■ PAGE EXCERPT ■
----------------

This analysis included all lactulose users and their matched controls, in whom we analyzed the impact of lactulose usage on mortality from the index date.

Index date variables

Patient information on the index date was based on data from the National Prescription Registry and the National Patient Registry. It included diagnoses of chronic obstructive pulmonary disease (COPD), diabetes, cardiovascular disease (CVD), severe liver disease (defined as having a diagnosis code for one or more of the following: ascites, portal hypertension, spontaneous bacterial peritonitis or gastrointestinal bleeding) (Jepsen et al. 2008), HCC, and other cancers (Jepsen et al. 2008).

The date defining COPD was the earliest hospital diagnosis code of COPD. The date defining diabetes was the earliest of the following: a hospital diagnosis code of any type of diabetes or prescription of antidiabetic medicine. The date defining CVD was the earliest of the following: a hospital diagnosis code of arterial hypertension, atherosclerosis, or ischemic heart disease. The date defining severe liver disease was the earliest of the following: a hospital diagnosis code of either ascites, portal hypertension, hepatorenal syndrome, spontaneous bacterial peritonitis or gastoesophageal varices with or without bleeding (McPherson et al. 2016). The date defining HCC was the earliest hospital diagnosis code of HCC. The date defining other cancer was the earliest hospital diagnosis code of any type of cancer except HCC. All codes are listed in Supplementary Table 1.

----------------

Entries from a collection:
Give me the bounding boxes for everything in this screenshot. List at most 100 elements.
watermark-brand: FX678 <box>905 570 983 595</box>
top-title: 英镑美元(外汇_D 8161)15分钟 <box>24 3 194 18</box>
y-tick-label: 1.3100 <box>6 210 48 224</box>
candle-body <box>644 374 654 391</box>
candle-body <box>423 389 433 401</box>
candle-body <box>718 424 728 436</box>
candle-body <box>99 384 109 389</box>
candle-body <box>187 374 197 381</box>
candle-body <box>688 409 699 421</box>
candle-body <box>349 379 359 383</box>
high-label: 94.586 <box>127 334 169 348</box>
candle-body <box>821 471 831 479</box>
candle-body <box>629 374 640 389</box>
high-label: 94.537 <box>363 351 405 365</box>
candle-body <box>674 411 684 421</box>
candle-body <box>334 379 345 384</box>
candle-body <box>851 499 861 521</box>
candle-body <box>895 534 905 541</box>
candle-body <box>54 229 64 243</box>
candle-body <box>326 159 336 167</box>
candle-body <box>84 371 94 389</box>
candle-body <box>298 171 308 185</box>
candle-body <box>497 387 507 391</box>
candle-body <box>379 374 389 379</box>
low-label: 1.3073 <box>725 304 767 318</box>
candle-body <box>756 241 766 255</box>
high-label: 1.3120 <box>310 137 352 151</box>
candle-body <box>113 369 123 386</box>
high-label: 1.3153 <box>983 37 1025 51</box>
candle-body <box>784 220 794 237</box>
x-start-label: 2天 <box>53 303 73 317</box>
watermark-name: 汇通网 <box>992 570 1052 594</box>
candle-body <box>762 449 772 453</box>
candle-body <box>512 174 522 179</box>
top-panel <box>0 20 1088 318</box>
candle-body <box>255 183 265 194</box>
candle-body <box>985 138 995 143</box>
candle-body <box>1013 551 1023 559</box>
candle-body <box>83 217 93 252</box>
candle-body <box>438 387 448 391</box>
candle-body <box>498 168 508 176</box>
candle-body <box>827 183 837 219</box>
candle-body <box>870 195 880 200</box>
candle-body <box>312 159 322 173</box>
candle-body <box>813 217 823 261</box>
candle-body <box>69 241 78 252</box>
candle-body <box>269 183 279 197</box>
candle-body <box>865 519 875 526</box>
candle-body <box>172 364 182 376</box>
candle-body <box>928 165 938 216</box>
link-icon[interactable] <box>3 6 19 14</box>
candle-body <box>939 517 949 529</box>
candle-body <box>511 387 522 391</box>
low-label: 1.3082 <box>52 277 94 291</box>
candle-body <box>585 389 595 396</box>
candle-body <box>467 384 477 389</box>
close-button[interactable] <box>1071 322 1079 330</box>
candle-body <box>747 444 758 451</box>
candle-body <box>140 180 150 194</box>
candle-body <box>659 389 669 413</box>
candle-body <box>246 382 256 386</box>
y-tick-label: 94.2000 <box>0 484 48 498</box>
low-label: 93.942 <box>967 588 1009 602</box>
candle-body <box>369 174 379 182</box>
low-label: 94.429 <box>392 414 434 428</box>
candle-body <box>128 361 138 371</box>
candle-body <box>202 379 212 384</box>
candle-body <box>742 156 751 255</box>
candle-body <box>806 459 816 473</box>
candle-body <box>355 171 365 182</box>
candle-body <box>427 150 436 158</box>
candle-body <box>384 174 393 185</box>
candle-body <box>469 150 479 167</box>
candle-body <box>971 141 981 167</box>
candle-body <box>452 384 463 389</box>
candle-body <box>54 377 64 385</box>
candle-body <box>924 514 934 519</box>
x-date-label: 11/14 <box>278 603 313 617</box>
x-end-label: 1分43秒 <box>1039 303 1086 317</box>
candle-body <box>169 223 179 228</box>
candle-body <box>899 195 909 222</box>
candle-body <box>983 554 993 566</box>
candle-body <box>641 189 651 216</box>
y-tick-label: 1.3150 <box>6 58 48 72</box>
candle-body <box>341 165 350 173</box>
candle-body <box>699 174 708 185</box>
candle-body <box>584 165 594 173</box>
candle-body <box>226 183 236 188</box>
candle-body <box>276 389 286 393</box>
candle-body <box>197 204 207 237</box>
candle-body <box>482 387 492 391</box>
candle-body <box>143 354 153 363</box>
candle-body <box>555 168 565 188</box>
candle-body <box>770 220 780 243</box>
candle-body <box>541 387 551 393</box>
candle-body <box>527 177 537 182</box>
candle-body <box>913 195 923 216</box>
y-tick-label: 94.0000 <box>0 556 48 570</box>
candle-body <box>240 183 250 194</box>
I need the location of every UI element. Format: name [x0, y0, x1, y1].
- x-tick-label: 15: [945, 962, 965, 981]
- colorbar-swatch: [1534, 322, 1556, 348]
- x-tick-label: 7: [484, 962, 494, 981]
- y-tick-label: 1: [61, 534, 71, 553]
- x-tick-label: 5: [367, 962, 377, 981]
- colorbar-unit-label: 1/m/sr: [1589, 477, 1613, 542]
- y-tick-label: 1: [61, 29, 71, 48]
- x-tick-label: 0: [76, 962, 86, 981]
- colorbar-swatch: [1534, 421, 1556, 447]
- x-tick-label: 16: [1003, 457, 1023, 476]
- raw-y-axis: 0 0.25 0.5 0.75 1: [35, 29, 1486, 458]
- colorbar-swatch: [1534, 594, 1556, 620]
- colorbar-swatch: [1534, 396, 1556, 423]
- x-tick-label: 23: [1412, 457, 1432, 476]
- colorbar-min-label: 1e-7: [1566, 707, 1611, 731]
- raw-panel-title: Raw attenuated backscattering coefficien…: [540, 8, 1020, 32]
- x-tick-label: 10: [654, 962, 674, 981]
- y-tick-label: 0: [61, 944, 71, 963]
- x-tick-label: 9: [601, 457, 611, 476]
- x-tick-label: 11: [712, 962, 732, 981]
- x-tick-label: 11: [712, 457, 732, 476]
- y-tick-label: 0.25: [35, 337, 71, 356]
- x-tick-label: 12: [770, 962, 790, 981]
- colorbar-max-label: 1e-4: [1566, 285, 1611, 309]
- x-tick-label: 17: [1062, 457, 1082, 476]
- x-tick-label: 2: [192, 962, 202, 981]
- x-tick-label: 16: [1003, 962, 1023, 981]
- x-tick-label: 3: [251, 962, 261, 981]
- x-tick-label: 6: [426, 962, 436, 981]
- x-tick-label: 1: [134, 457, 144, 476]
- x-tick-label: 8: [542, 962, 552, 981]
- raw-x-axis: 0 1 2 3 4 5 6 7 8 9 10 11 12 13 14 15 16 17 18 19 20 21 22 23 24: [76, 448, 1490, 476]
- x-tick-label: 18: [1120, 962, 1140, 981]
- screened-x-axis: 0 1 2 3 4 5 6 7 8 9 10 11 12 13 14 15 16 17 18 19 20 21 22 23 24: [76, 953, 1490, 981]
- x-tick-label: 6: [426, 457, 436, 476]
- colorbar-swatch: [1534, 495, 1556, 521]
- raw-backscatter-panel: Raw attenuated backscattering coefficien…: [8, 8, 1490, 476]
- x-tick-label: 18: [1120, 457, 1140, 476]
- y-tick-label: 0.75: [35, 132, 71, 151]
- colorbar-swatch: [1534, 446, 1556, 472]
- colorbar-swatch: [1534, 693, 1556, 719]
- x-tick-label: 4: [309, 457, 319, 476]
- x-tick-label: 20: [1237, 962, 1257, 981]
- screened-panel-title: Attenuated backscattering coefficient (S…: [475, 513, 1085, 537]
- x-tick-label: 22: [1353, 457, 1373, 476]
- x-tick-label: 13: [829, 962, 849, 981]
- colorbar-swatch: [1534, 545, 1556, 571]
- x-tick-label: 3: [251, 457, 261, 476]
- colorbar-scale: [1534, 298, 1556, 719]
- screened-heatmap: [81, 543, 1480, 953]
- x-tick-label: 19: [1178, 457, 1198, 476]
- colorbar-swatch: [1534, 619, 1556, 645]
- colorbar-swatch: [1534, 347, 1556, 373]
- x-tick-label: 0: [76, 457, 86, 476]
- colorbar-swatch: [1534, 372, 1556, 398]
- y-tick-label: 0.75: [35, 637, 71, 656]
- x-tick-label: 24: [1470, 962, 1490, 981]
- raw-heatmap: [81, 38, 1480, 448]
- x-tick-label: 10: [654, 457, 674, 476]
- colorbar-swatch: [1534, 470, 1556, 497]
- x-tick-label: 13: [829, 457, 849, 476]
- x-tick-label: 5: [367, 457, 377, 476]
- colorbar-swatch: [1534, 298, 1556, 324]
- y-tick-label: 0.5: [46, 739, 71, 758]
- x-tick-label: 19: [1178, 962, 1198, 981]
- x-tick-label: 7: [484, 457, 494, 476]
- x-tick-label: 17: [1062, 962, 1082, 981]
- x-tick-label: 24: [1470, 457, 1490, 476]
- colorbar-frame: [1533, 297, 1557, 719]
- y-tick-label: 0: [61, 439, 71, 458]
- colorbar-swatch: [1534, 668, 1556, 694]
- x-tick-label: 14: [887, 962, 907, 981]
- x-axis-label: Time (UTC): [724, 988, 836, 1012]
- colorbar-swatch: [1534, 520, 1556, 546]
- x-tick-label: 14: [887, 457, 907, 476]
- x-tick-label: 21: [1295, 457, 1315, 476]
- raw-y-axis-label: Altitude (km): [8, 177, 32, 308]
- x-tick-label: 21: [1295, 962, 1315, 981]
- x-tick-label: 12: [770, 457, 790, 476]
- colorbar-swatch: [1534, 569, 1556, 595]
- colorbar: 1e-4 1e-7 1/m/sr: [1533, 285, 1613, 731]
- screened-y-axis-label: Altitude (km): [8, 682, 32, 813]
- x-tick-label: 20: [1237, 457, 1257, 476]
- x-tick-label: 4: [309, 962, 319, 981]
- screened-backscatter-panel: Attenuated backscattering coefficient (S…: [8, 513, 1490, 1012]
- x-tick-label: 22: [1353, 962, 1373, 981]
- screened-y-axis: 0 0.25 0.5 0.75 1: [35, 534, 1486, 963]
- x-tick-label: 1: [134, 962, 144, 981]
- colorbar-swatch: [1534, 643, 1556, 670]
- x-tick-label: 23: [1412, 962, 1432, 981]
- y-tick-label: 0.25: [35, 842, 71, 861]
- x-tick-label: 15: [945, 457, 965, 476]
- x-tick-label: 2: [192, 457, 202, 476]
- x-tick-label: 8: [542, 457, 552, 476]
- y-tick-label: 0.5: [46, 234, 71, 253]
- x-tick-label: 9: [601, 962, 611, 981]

----------------

■ TASKS FOR THIS EXERCISE ■
1 > According to the index date variables excerpt, which two registries supplied the patient information on the index date?
2 > Please duplicate the part of the index date variables excerpt starting with "The date defining COPD" and going on through "Supplementary Table 1.".

■ EXERCISE SOLUTIONS ■
1 > The National Prescription Registry and the National Patient Registry.

2 >
The date defining COPD was the earliest hospital diagnosis code of COPD. The date defining diabetes was the earliest of the following: a hospital diagnosis code of any type of diabetes or prescription of antidiabetic medicine. The date defining CVD was the earliest of the following: a hospital diagnosis code of arterial hypertension, atherosclerosis, or ischemic heart disease. The date defining severe liver disease was the earliest of the following: a hospital diagnosis code of either ascites, portal hypertension, hepatorenal syndrome, spontaneous bacterial peritonitis or gastoesophageal varices with or without bleeding (McPherson et al. 2016). The date defining HCC was the earliest hospital diagnosis code of HCC. The date defining other cancer was the earliest hospital diagnosis code of any type of cancer except HCC. All codes are listed in Supplementary Table 1.